Material for this exercise:
■ ■ ■

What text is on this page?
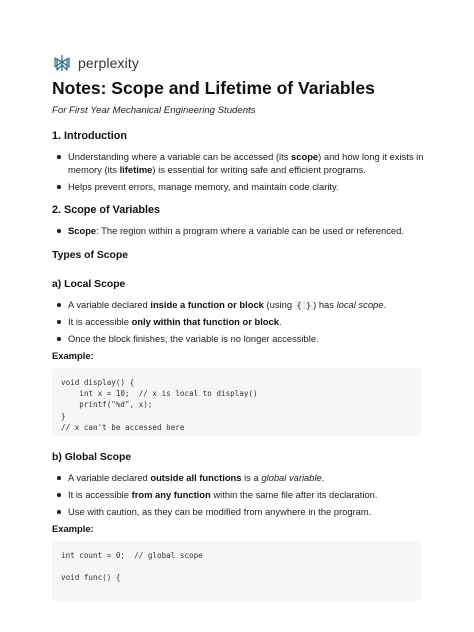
perplexity
Notes: Scope and Lifetime of Variables
For First Year Mechanical Engineering Students
1. Introduction
Understanding where a variable can be accessed (its scope) and how long it exists in
memory (its lifetime) is essential for writing safe and efficient programs.
Helps prevent errors, manage memory, and maintain code clarity.
2. Scope of Variables
Scope: The region within a program where a variable can be used or referenced.
Types of Scope
a) Local Scope
A variable declared inside a function or block (using { } ) has local scope.
It is accessible only within that function or block.
Once the block finishes, the variable is no longer accessible.
Example:
void display() {
int x = 10;  // x is local to display()
printf("%d", x);
}
// x can't be accessed here
b) Global Scope
A variable declared outside all functions is a global variable.
It is accessible from any function within the same file after its declaration.
Use with caution, as they can be modified from anywhere in the program.
Example:
int count = 0;  // global scope

void func() {
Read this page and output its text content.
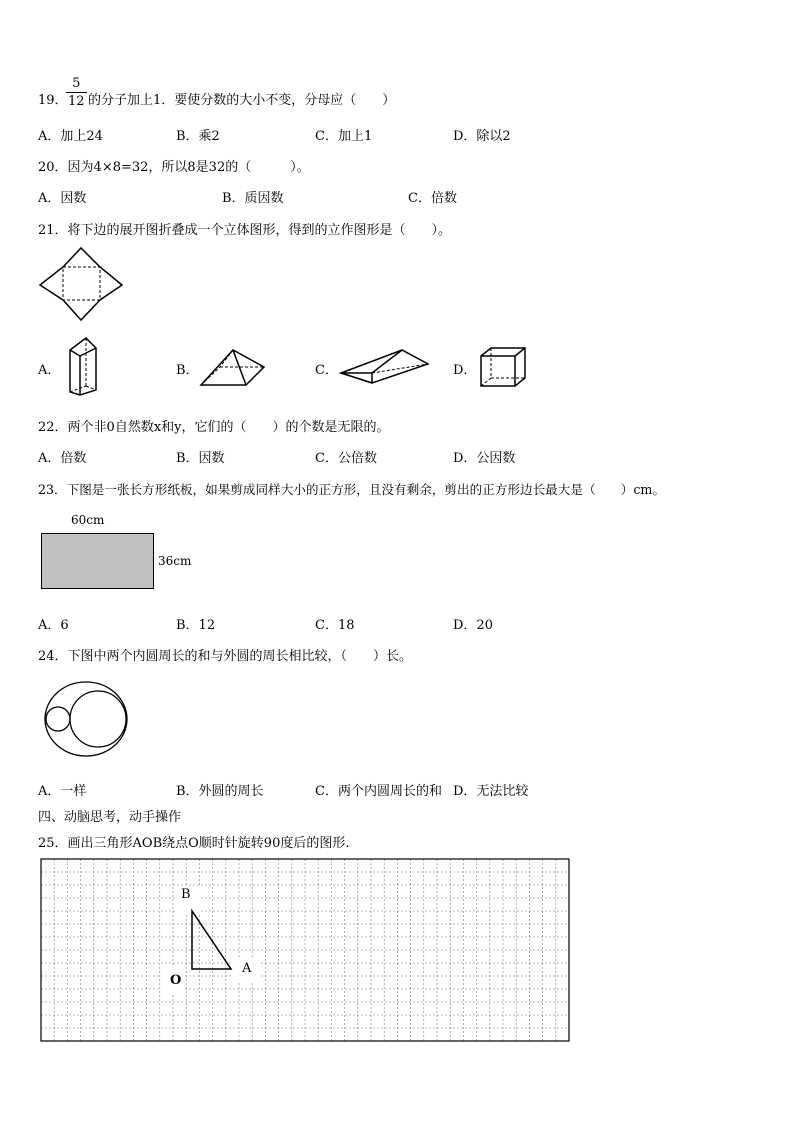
19．
5
12 的分子加上1．要使分数的大小不变，分母应（　　）
A．加上24	B．乘2	C．加上1	D．除以2
20．因为4×8=32，所以8是32的（　　　）。
A．因数	B．质因数	C．倍数
21．将下边的展开图折叠成一个立体图形，得到的立作图形是（　　）。
A．	B．	C．	D．
22．两个非0自然数x和y，它们的（　　）的个数是无限的。
A．倍数	B．因数	C．公倍数	D．公因数
23．下图是一张长方形纸板，如果剪成同样大小的正方形，且没有剩余，剪出的正方形边长最大是（　　）cm。
60cm
36cm
A．6	B．12	C．18	D．20
24．下图中两个内圆周长的和与外圆的周长相比较，（　　）长。
A．一样	B．外圆的周长	C．两个内圆周长的和 D．无法比较
四、动脑思考，动手操作
25．画出三角形AOB绕点O顺时针旋转90度后的图形.
B
A
O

■ ■ ■

Set task: The entries above should be reproduced exactly, without their pictures.

Output of the task:
What text is on this page?
perplexity
Notes: Scope and Lifetime of Variables
For First Year Mechanical Engineering Students
1. Introduction
Understanding where a variable can be accessed (its scope) and how long it exists in
memory (its lifetime) is essential for writing safe and efficient programs.
Helps prevent errors, manage memory, and maintain code clarity.
2. Scope of Variables
Scope: The region within a program where a variable can be used or referenced.
Types of Scope
a) Local Scope
A variable declared inside a function or block (using { } ) has local scope.
It is accessible only within that function or block.
Once the block finishes, the variable is no longer accessible.
Example:
void display() {
int x = 10;  // x is local to display()
printf("%d", x);
}
// x can't be accessed here
b) Global Scope
A variable declared outside all functions is a global variable.
It is accessible from any function within the same file after its declaration.
Use with caution, as they can be modified from anywhere in the program.
Example:
int count = 0;  // global scope

void func() {
Read this page and output its text content.
19．
5
12 的分子加上1．要使分数的大小不变，分母应（　　）
A．加上24	B．乘2	C．加上1	D．除以2
20．因为4×8=32，所以8是32的（　　　）。
A．因数	B．质因数	C．倍数
21．将下边的展开图折叠成一个立体图形，得到的立作图形是（　　）。
A．	B．	C．	D．
22．两个非0自然数x和y，它们的（　　）的个数是无限的。
A．倍数	B．因数	C．公倍数	D．公因数
23．下图是一张长方形纸板，如果剪成同样大小的正方形，且没有剩余，剪出的正方形边长最大是（　　）cm。
60cm
36cm
A．6	B．12	C．18	D．20
24．下图中两个内圆周长的和与外圆的周长相比较，（　　）长。
A．一样	B．外圆的周长	C．两个内圆周长的和 D．无法比较
四、动脑思考，动手操作
25．画出三角形AOB绕点O顺时针旋转90度后的图形.
B
A
O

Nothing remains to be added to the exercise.